Objective:
Reproduce every entry exactly and leave its pictures out.

Supplied data:
** begin **
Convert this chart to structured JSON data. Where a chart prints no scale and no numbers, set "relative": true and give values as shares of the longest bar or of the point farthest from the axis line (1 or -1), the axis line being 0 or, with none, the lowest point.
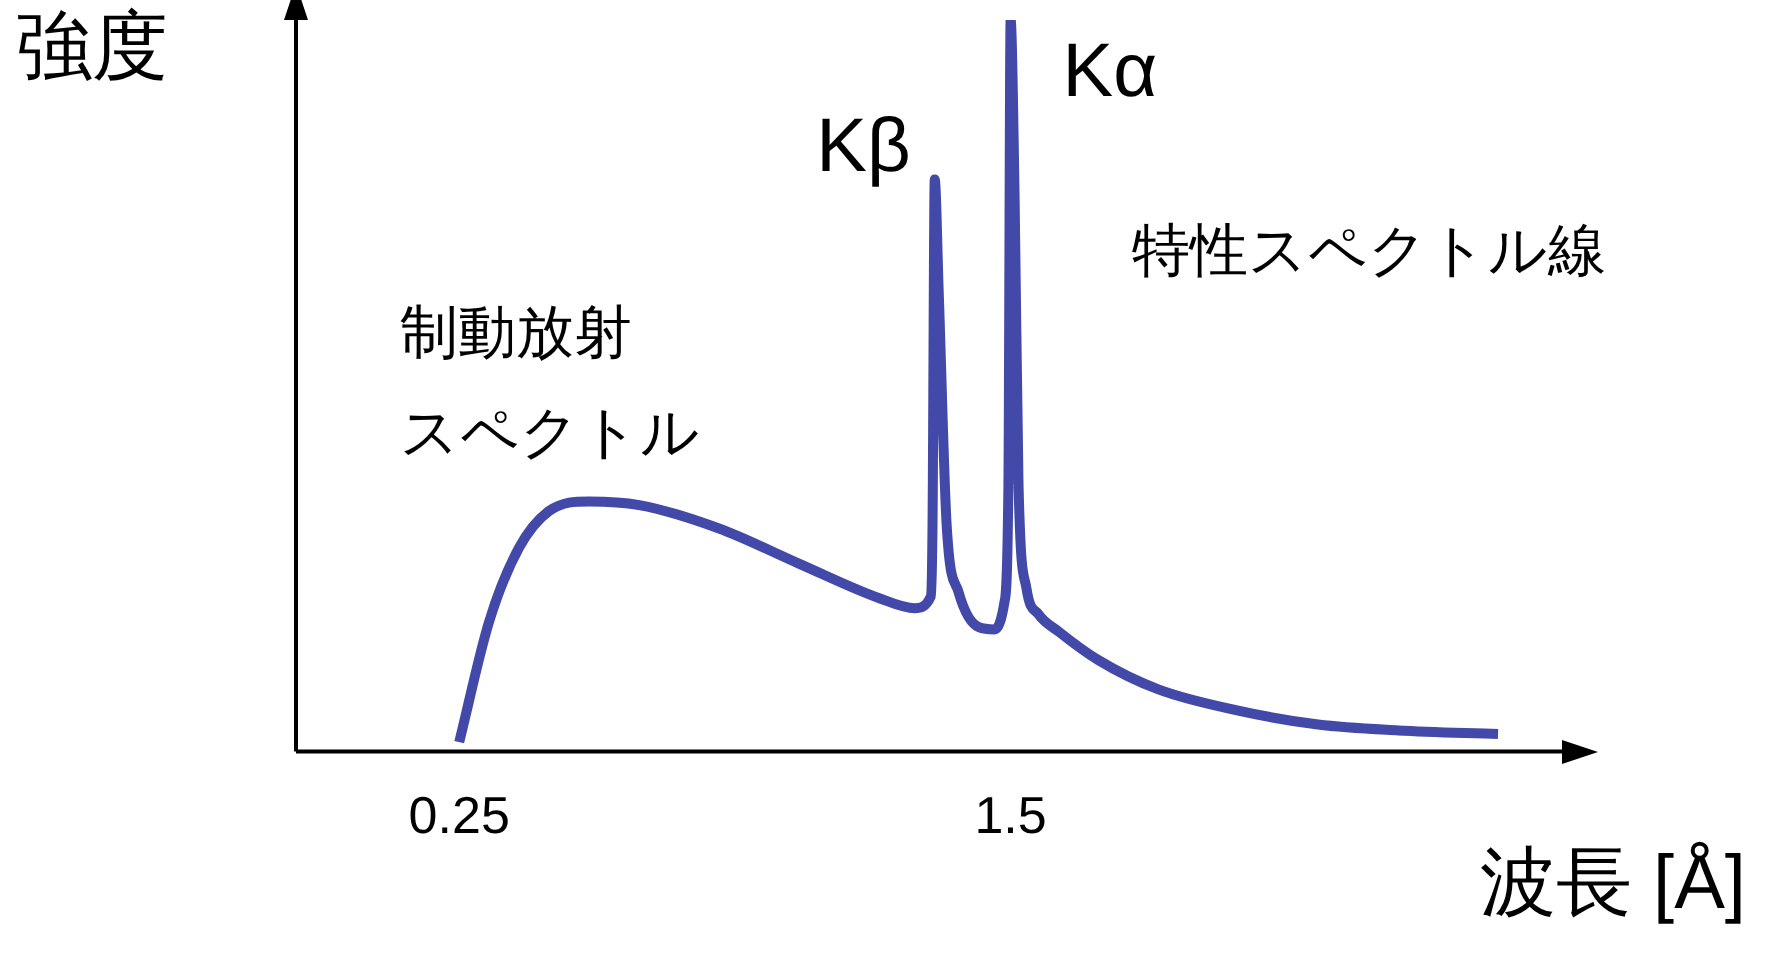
{
  "chart_data": {
    "type": "line",
    "relative": true,
    "ylabel": "強度",
    "xlabel": "波長 [Å]",
    "xlim": [
      -0.12,
      2.75
    ],
    "xticks": [
      0.25,
      1.5
    ],
    "grid": false,
    "legend": false,
    "marker": "none",
    "line_style": "solid",
    "x": [
      0.25,
      0.318,
      0.386,
      0.454,
      0.544,
      0.658,
      0.839,
      1.02,
      1.201,
      1.283,
      1.319,
      1.323,
      1.328,
      1.337,
      1.355,
      1.382,
      1.428,
      1.464,
      1.486,
      1.495,
      1.5,
      1.509,
      1.518,
      1.536,
      1.563,
      1.609,
      1.699,
      1.835,
      2.016,
      2.197,
      2.379,
      2.605
    ],
    "series": [
      {
        "color": "#4349a8",
        "values": [
          0.013,
          0.178,
          0.279,
          0.329,
          0.342,
          0.337,
          0.305,
          0.257,
          0.21,
          0.196,
          0.212,
          0.31,
          0.782,
          0.629,
          0.31,
          0.218,
          0.17,
          0.167,
          0.204,
          0.363,
          1,
          0.761,
          0.363,
          0.223,
          0.188,
          0.164,
          0.125,
          0.085,
          0.056,
          0.037,
          0.029,
          0.024
        ]
      }
    ],
    "annotations": [
      {
        "text": "Kβ",
        "x": 1.328,
        "y": 0.782
      },
      {
        "text": "Kα",
        "x": 1.5,
        "y": 1
      },
      "特性スペクトル線",
      "制動放射",
      "スペクトル"
    ]
  }
}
** end **
Full answer:
Convert this chart to structured JSON data. Where a chart prints no scale and no numbers, set "relative": true and give values as shares of the longest bar or of the point farthest from the axis line (1 or -1), the axis line being 0 or, with none, the lowest point.
{
  "chart_data": {
    "type": "line",
    "relative": true,
    "ylabel": "強度",
    "xlabel": "波長 [Å]",
    "xlim": [
      -0.12,
      2.75
    ],
    "xticks": [
      0.25,
      1.5
    ],
    "grid": false,
    "legend": false,
    "marker": "none",
    "line_style": "solid",
    "x": [
      0.25,
      0.318,
      0.386,
      0.454,
      0.544,
      0.658,
      0.839,
      1.02,
      1.201,
      1.283,
      1.319,
      1.323,
      1.328,
      1.337,
      1.355,
      1.382,
      1.428,
      1.464,
      1.486,
      1.495,
      1.5,
      1.509,
      1.518,
      1.536,
      1.563,
      1.609,
      1.699,
      1.835,
      2.016,
      2.197,
      2.379,
      2.605
    ],
    "series": [
      {
        "color": "#4349a8",
        "values": [
          0.013,
          0.178,
          0.279,
          0.329,
          0.342,
          0.337,
          0.305,
          0.257,
          0.21,
          0.196,
          0.212,
          0.31,
          0.782,
          0.629,
          0.31,
          0.218,
          0.17,
          0.167,
          0.204,
          0.363,
          1,
          0.761,
          0.363,
          0.223,
          0.188,
          0.164,
          0.125,
          0.085,
          0.056,
          0.037,
          0.029,
          0.024
        ]
      }
    ],
    "annotations": [
      {
        "text": "Kβ",
        "x": 1.328,
        "y": 0.782
      },
      {
        "text": "Kα",
        "x": 1.5,
        "y": 1
      },
      "特性スペクトル線",
      "制動放射",
      "スペクトル"
    ]
  }
}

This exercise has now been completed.